RECORDS FOR PROCESSING »
-- Start --

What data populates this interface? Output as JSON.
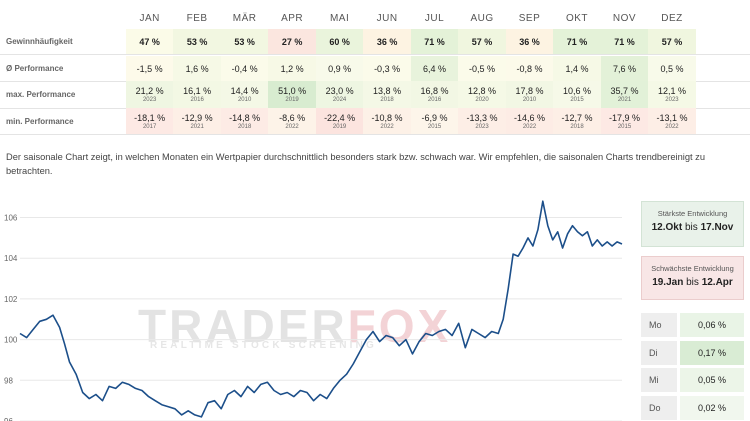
{
  "table": {
    "months": [
      "JAN",
      "FEB",
      "MÄR",
      "APR",
      "MAI",
      "JUN",
      "JUL",
      "AUG",
      "SEP",
      "OKT",
      "NOV",
      "DEZ"
    ],
    "rows": [
      {
        "label": "Gewinnhäufigkeit",
        "values": [
          "47 %",
          "53 %",
          "53 %",
          "27 %",
          "60 %",
          "36 %",
          "71 %",
          "57 %",
          "36 %",
          "71 %",
          "71 %",
          "57 %"
        ],
        "colors": [
          "#fbfbe8",
          "#f2f7e1",
          "#f2f7e1",
          "#fbe6df",
          "#eaf4dc",
          "#fdf3e2",
          "#e4f2d8",
          "#f0f6df",
          "#fdf3e2",
          "#e4f2d8",
          "#e4f2d8",
          "#f0f6df"
        ]
      },
      {
        "label": "Ø Performance",
        "values": [
          "-1,5 %",
          "1,6 %",
          "-0,4 %",
          "1,2 %",
          "0,9 %",
          "-0,3 %",
          "6,4 %",
          "-0,5 %",
          "-0,8 %",
          "1,4 %",
          "7,6 %",
          "0,5 %"
        ],
        "colors": [
          "#fdfaea",
          "#f6f9e6",
          "#fbfbea",
          "#f7f9e6",
          "#f8faea",
          "#fbfbea",
          "#e8f3dc",
          "#fbfbea",
          "#fcfaea",
          "#f6f9e6",
          "#e3f1d8",
          "#f8faea"
        ]
      },
      {
        "label": "max. Performance",
        "values": [
          "21,2 %",
          "16,1 %",
          "14,4 %",
          "51,0 %",
          "23,0 %",
          "13,8 %",
          "16,8 %",
          "12,8 %",
          "17,8 %",
          "10,6 %",
          "35,7 %",
          "12,1 %"
        ],
        "years": [
          "2023",
          "2016",
          "2010",
          "2019",
          "2024",
          "2018",
          "2016",
          "2020",
          "2010",
          "2015",
          "2021",
          "2023"
        ],
        "colors": [
          "#eff6e2",
          "#f3f8e4",
          "#f4f8e6",
          "#d8ecd0",
          "#eef6e2",
          "#f4f8e6",
          "#f2f7e4",
          "#f5f9e6",
          "#f2f7e4",
          "#f6f9e8",
          "#e2f1d8",
          "#f5f9e6"
        ]
      },
      {
        "label": "min. Performance",
        "values": [
          "-18,1 %",
          "-12,9 %",
          "-14,8 %",
          "-8,6 %",
          "-22,4 %",
          "-10,8 %",
          "-6,9 %",
          "-13,3 %",
          "-14,6 %",
          "-12,7 %",
          "-17,9 %",
          "-13,1 %"
        ],
        "years": [
          "2017",
          "2021",
          "2018",
          "2022",
          "2019",
          "2022",
          "2015",
          "2023",
          "2022",
          "2018",
          "2015",
          "2022"
        ],
        "colors": [
          "#fde9e4",
          "#fdefe6",
          "#fdebe5",
          "#fdf3e8",
          "#fce4df",
          "#fdf1e7",
          "#fdf5ea",
          "#fdeee6",
          "#fdece5",
          "#fdefe6",
          "#fde9e4",
          "#fdeee6"
        ]
      }
    ]
  },
  "description": "Der saisonale Chart zeigt, in welchen Monaten ein Wertpapier durchschnittlich besonders stark bzw. schwach war. Wir empfehlen, die saisonalen Charts trendbereinigt zu betrachten.",
  "watermark": {
    "brand_a": "TRADER",
    "brand_b": "FOX",
    "tagline": "REALTIME STOCK SCREENING"
  },
  "panel": {
    "best": {
      "title": "Stärkste Entwicklung",
      "from": "12.Okt",
      "connector": "bis",
      "to": "17.Nov"
    },
    "worst": {
      "title": "Schwächste Entwicklung",
      "from": "19.Jan",
      "connector": "bis",
      "to": "12.Apr"
    },
    "weekdays": [
      {
        "day": "Mo",
        "value": "0,06 %",
        "color": "#e9f4e6"
      },
      {
        "day": "Di",
        "value": "0,17 %",
        "color": "#d9ecd4"
      },
      {
        "day": "Mi",
        "value": "0,05 %",
        "color": "#ecf5e8"
      },
      {
        "day": "Do",
        "value": "0,02 %",
        "color": "#f1f7ee"
      }
    ]
  },
  "chart_data": {
    "type": "line",
    "x_unit": "day of year",
    "ylim": [
      96,
      107.5
    ],
    "xlim": [
      0,
      365
    ],
    "yticks": [
      96,
      98,
      100,
      102,
      104,
      106
    ],
    "grid": true,
    "line_color": "#1c4f8a",
    "points": [
      [
        0,
        100.3
      ],
      [
        4,
        100.1
      ],
      [
        8,
        100.5
      ],
      [
        12,
        100.9
      ],
      [
        16,
        101.0
      ],
      [
        20,
        101.2
      ],
      [
        24,
        100.6
      ],
      [
        27,
        99.8
      ],
      [
        30,
        98.9
      ],
      [
        34,
        98.3
      ],
      [
        38,
        97.4
      ],
      [
        42,
        97.1
      ],
      [
        46,
        97.3
      ],
      [
        50,
        97.0
      ],
      [
        54,
        97.7
      ],
      [
        58,
        97.6
      ],
      [
        62,
        97.9
      ],
      [
        66,
        97.8
      ],
      [
        70,
        97.6
      ],
      [
        74,
        97.5
      ],
      [
        78,
        97.2
      ],
      [
        82,
        97.0
      ],
      [
        86,
        96.8
      ],
      [
        90,
        96.7
      ],
      [
        94,
        96.6
      ],
      [
        98,
        96.3
      ],
      [
        102,
        96.5
      ],
      [
        106,
        96.3
      ],
      [
        110,
        96.2
      ],
      [
        114,
        96.9
      ],
      [
        118,
        97.0
      ],
      [
        122,
        96.6
      ],
      [
        126,
        97.3
      ],
      [
        130,
        97.5
      ],
      [
        134,
        97.2
      ],
      [
        138,
        97.7
      ],
      [
        142,
        97.4
      ],
      [
        146,
        97.8
      ],
      [
        150,
        97.9
      ],
      [
        154,
        97.5
      ],
      [
        158,
        97.3
      ],
      [
        162,
        97.4
      ],
      [
        166,
        97.2
      ],
      [
        170,
        97.5
      ],
      [
        174,
        97.4
      ],
      [
        178,
        97.0
      ],
      [
        182,
        97.3
      ],
      [
        186,
        97.1
      ],
      [
        190,
        97.6
      ],
      [
        194,
        98.0
      ],
      [
        198,
        98.3
      ],
      [
        202,
        98.8
      ],
      [
        206,
        99.4
      ],
      [
        210,
        100.0
      ],
      [
        214,
        100.4
      ],
      [
        218,
        99.9
      ],
      [
        222,
        100.2
      ],
      [
        226,
        100.1
      ],
      [
        230,
        99.7
      ],
      [
        234,
        100.0
      ],
      [
        238,
        99.3
      ],
      [
        242,
        99.9
      ],
      [
        246,
        100.3
      ],
      [
        250,
        100.2
      ],
      [
        254,
        100.4
      ],
      [
        258,
        100.5
      ],
      [
        262,
        100.2
      ],
      [
        266,
        100.8
      ],
      [
        270,
        99.6
      ],
      [
        274,
        100.5
      ],
      [
        278,
        100.3
      ],
      [
        282,
        100.1
      ],
      [
        286,
        100.4
      ],
      [
        290,
        100.3
      ],
      [
        293,
        101.0
      ],
      [
        296,
        102.5
      ],
      [
        299,
        104.2
      ],
      [
        302,
        104.1
      ],
      [
        305,
        104.5
      ],
      [
        308,
        105.0
      ],
      [
        311,
        104.6
      ],
      [
        314,
        105.4
      ],
      [
        317,
        106.8
      ],
      [
        320,
        105.6
      ],
      [
        323,
        104.9
      ],
      [
        326,
        105.3
      ],
      [
        329,
        104.5
      ],
      [
        332,
        105.2
      ],
      [
        335,
        105.6
      ],
      [
        338,
        105.3
      ],
      [
        341,
        105.1
      ],
      [
        344,
        105.3
      ],
      [
        347,
        104.6
      ],
      [
        350,
        104.9
      ],
      [
        353,
        104.6
      ],
      [
        356,
        104.8
      ],
      [
        359,
        104.6
      ],
      [
        362,
        104.8
      ],
      [
        365,
        104.7
      ]
    ]
  }
}
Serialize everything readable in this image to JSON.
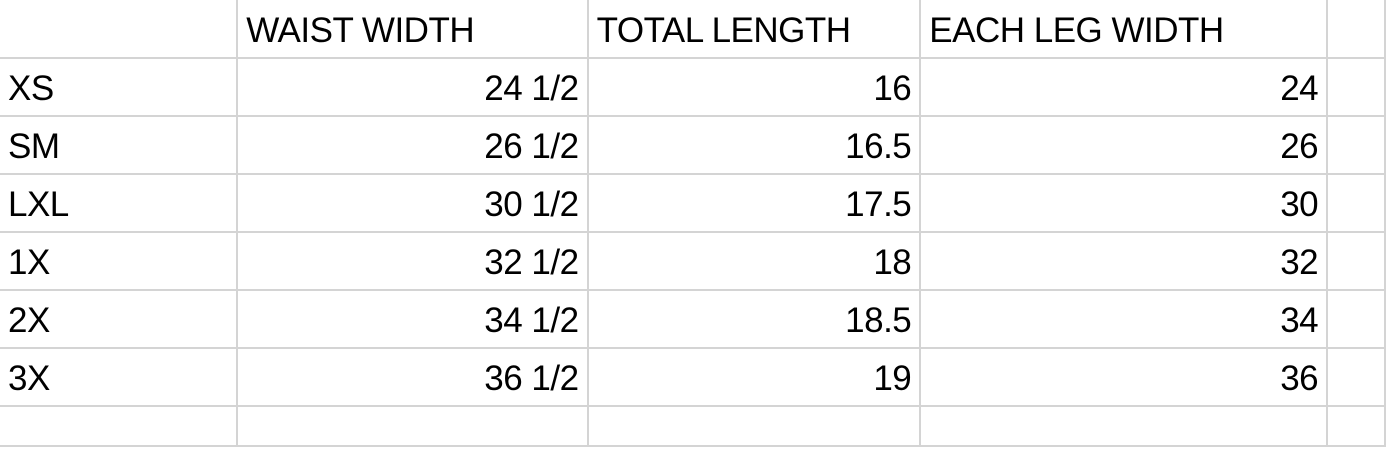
{
  "headers": [
    "",
    "WAIST WIDTH",
    "TOTAL LENGTH",
    "EACH LEG WIDTH"
  ],
  "rows": [
    {
      "size": "XS",
      "waist": "24 1/2",
      "length": "16",
      "leg": "24"
    },
    {
      "size": "SM",
      "waist": "26 1/2",
      "length": "16.5",
      "leg": "26"
    },
    {
      "size": "LXL",
      "waist": "30 1/2",
      "length": "17.5",
      "leg": "30"
    },
    {
      "size": "1X",
      "waist": "32 1/2",
      "length": "18",
      "leg": "32"
    },
    {
      "size": "2X",
      "waist": "34 1/2",
      "length": "18.5",
      "leg": "34"
    },
    {
      "size": "3X",
      "waist": "36 1/2",
      "length": "19",
      "leg": "36"
    }
  ]
}
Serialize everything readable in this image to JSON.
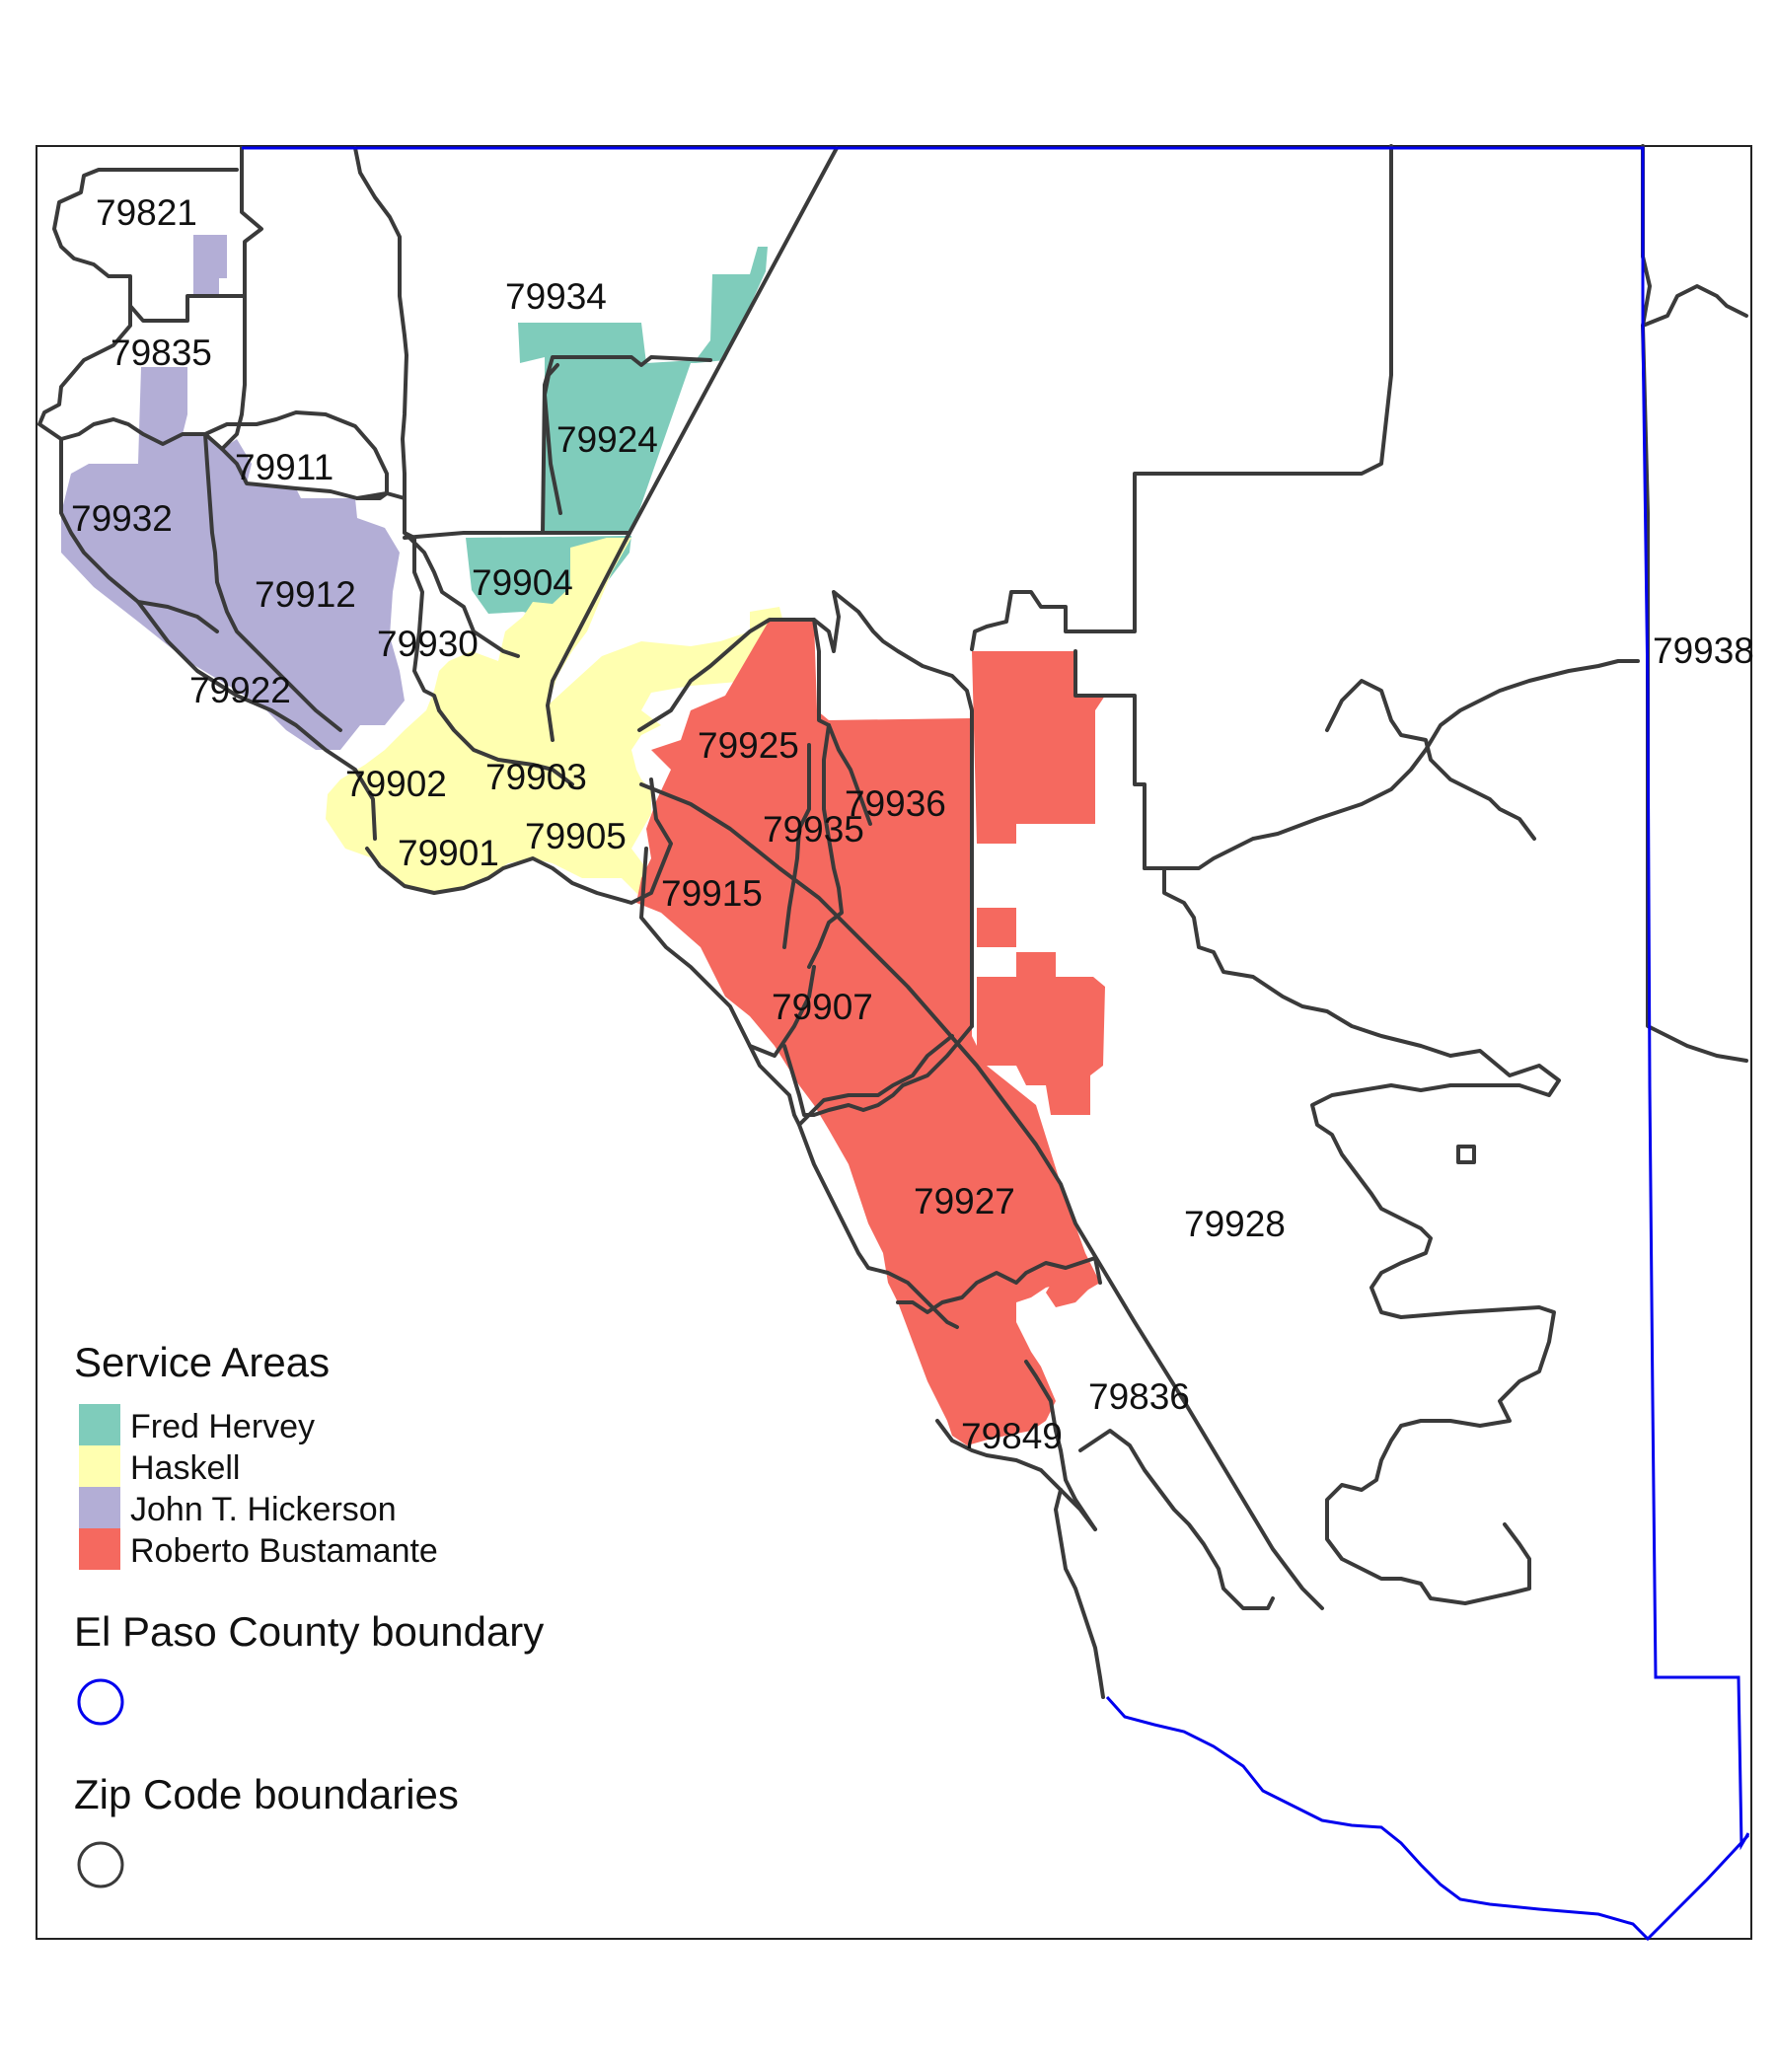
{
  "colors": {
    "fred_hervey": "#7fccbb",
    "haskell": "#ffffb0",
    "john_t_hickerson": "#b3aed6",
    "roberto_bustamante": "#f5695f",
    "county_boundary": "#0000ee",
    "zip_boundary": "#3a3a3a"
  },
  "zip_labels": [
    "79821",
    "79835",
    "79934",
    "79924",
    "79911",
    "79932",
    "79904",
    "79912",
    "79930",
    "79922",
    "79938",
    "79925",
    "79902",
    "79903",
    "79936",
    "79935",
    "79905",
    "79901",
    "79915",
    "79907",
    "79927",
    "79928",
    "79836",
    "79849"
  ],
  "legend": {
    "service_areas": {
      "title": "Service Areas",
      "items": [
        {
          "label": "Fred Hervey",
          "color": "#7fccbb"
        },
        {
          "label": "Haskell",
          "color": "#ffffb0"
        },
        {
          "label": "John T. Hickerson",
          "color": "#b3aed6"
        },
        {
          "label": "Roberto Bustamante",
          "color": "#f5695f"
        }
      ]
    },
    "county": {
      "title": "El Paso County boundary"
    },
    "zip": {
      "title": "Zip Code boundaries"
    }
  }
}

-- End --

WRITTEN TASK »
Count the lines of these entries that hold the string "size", and give only that number.

CORRECT ANSWER »
6